TASK BRIEF:
Output the material beneath exactly, leaving nothing out.

MATERIAL FOR THE TASK:
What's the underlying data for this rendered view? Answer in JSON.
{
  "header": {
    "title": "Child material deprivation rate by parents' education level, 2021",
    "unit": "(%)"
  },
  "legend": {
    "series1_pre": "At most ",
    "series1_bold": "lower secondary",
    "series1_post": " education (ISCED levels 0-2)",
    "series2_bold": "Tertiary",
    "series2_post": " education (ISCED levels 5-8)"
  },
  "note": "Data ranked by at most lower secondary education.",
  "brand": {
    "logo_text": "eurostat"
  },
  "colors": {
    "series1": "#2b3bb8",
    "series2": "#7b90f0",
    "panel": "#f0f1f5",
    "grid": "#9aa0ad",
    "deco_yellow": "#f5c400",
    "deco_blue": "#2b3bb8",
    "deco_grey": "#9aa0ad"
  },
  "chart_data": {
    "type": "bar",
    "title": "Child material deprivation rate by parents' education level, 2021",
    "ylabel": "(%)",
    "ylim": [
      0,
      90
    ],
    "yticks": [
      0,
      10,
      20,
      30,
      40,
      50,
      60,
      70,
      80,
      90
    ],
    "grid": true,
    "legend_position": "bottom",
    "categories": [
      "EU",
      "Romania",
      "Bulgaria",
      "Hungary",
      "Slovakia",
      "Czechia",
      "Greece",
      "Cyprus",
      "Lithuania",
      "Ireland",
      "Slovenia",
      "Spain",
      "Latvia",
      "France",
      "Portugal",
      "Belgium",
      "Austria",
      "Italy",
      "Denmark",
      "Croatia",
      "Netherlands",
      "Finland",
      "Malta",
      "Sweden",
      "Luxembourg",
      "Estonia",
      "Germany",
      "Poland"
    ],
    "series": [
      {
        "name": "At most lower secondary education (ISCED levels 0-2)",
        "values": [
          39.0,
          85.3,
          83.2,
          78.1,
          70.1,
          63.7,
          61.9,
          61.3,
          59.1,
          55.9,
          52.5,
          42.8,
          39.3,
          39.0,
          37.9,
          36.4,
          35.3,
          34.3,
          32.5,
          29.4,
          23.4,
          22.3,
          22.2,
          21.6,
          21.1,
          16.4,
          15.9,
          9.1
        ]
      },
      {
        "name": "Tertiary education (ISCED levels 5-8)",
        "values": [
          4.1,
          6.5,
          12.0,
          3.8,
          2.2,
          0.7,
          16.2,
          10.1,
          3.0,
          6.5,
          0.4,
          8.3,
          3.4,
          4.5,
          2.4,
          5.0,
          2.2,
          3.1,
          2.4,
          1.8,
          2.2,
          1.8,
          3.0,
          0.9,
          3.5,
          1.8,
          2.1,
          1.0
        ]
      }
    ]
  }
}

EXERCISE ANSWER:
What's the underlying data for this rendered view? Answer in JSON.
{
  "header": {
    "title": "Child material deprivation rate by parents' education level, 2021",
    "unit": "(%)"
  },
  "legend": {
    "series1_pre": "At most ",
    "series1_bold": "lower secondary",
    "series1_post": " education (ISCED levels 0-2)",
    "series2_bold": "Tertiary",
    "series2_post": " education (ISCED levels 5-8)"
  },
  "note": "Data ranked by at most lower secondary education.",
  "brand": {
    "logo_text": "eurostat"
  },
  "colors": {
    "series1": "#2b3bb8",
    "series2": "#7b90f0",
    "panel": "#f0f1f5",
    "grid": "#9aa0ad",
    "deco_yellow": "#f5c400",
    "deco_blue": "#2b3bb8",
    "deco_grey": "#9aa0ad"
  },
  "chart_data": {
    "type": "bar",
    "title": "Child material deprivation rate by parents' education level, 2021",
    "ylabel": "(%)",
    "ylim": [
      0,
      90
    ],
    "yticks": [
      0,
      10,
      20,
      30,
      40,
      50,
      60,
      70,
      80,
      90
    ],
    "grid": true,
    "legend_position": "bottom",
    "categories": [
      "EU",
      "Romania",
      "Bulgaria",
      "Hungary",
      "Slovakia",
      "Czechia",
      "Greece",
      "Cyprus",
      "Lithuania",
      "Ireland",
      "Slovenia",
      "Spain",
      "Latvia",
      "France",
      "Portugal",
      "Belgium",
      "Austria",
      "Italy",
      "Denmark",
      "Croatia",
      "Netherlands",
      "Finland",
      "Malta",
      "Sweden",
      "Luxembourg",
      "Estonia",
      "Germany",
      "Poland"
    ],
    "series": [
      {
        "name": "At most lower secondary education (ISCED levels 0-2)",
        "values": [
          39.0,
          85.3,
          83.2,
          78.1,
          70.1,
          63.7,
          61.9,
          61.3,
          59.1,
          55.9,
          52.5,
          42.8,
          39.3,
          39.0,
          37.9,
          36.4,
          35.3,
          34.3,
          32.5,
          29.4,
          23.4,
          22.3,
          22.2,
          21.6,
          21.1,
          16.4,
          15.9,
          9.1
        ]
      },
      {
        "name": "Tertiary education (ISCED levels 5-8)",
        "values": [
          4.1,
          6.5,
          12.0,
          3.8,
          2.2,
          0.7,
          16.2,
          10.1,
          3.0,
          6.5,
          0.4,
          8.3,
          3.4,
          4.5,
          2.4,
          5.0,
          2.2,
          3.1,
          2.4,
          1.8,
          2.2,
          1.8,
          3.0,
          0.9,
          3.5,
          1.8,
          2.1,
          1.0
        ]
      }
    ]
  }
}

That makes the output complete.